Directive:
In your copy, leave out the pictures and repeat the entries below exactly.

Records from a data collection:
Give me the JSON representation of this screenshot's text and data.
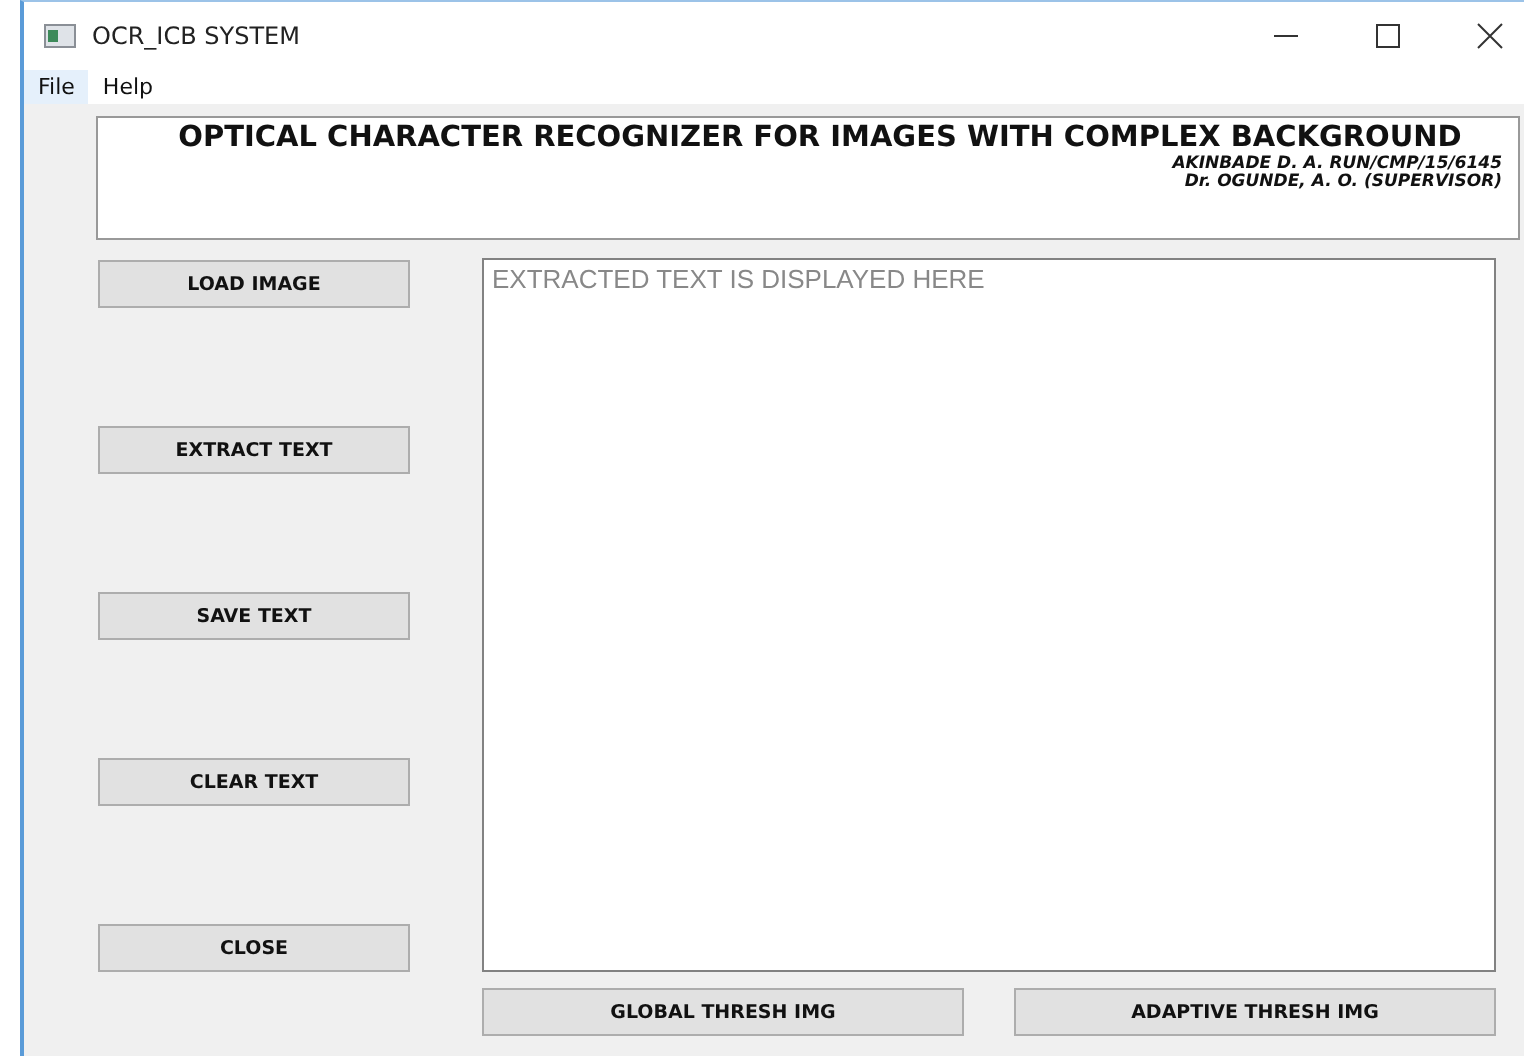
{
  "window": {
    "title": "OCR_ICB SYSTEM"
  },
  "menu": [
    "File",
    "Help"
  ],
  "header": {
    "title": "OPTICAL CHARACTER RECOGNIZER FOR IMAGES WITH COMPLEX BACKGROUND",
    "credits": [
      "AKINBADE D. A. RUN/CMP/15/6145",
      "Dr. OGUNDE, A. O. (SUPERVISOR)"
    ]
  },
  "side_buttons": [
    "LOAD IMAGE",
    "EXTRACT TEXT",
    "SAVE TEXT",
    "CLEAR TEXT",
    "CLOSE"
  ],
  "output": {
    "placeholder": "EXTRACTED TEXT IS DISPLAYED HERE"
  },
  "bottom_buttons": [
    "GLOBAL THRESH IMG",
    "ADAPTIVE THRESH IMG"
  ]
}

Answer for the task:
Give me the JSON representation of this screenshot's text and data.
{
  "window": {
    "title": "OCR_ICB SYSTEM"
  },
  "menu": [
    "File",
    "Help"
  ],
  "header": {
    "title": "OPTICAL CHARACTER RECOGNIZER FOR IMAGES WITH COMPLEX BACKGROUND",
    "credits": [
      "AKINBADE D. A. RUN/CMP/15/6145",
      "Dr. OGUNDE, A. O. (SUPERVISOR)"
    ]
  },
  "side_buttons": [
    "LOAD IMAGE",
    "EXTRACT TEXT",
    "SAVE TEXT",
    "CLEAR TEXT",
    "CLOSE"
  ],
  "output": {
    "placeholder": "EXTRACTED TEXT IS DISPLAYED HERE"
  },
  "bottom_buttons": [
    "GLOBAL THRESH IMG",
    "ADAPTIVE THRESH IMG"
  ]
}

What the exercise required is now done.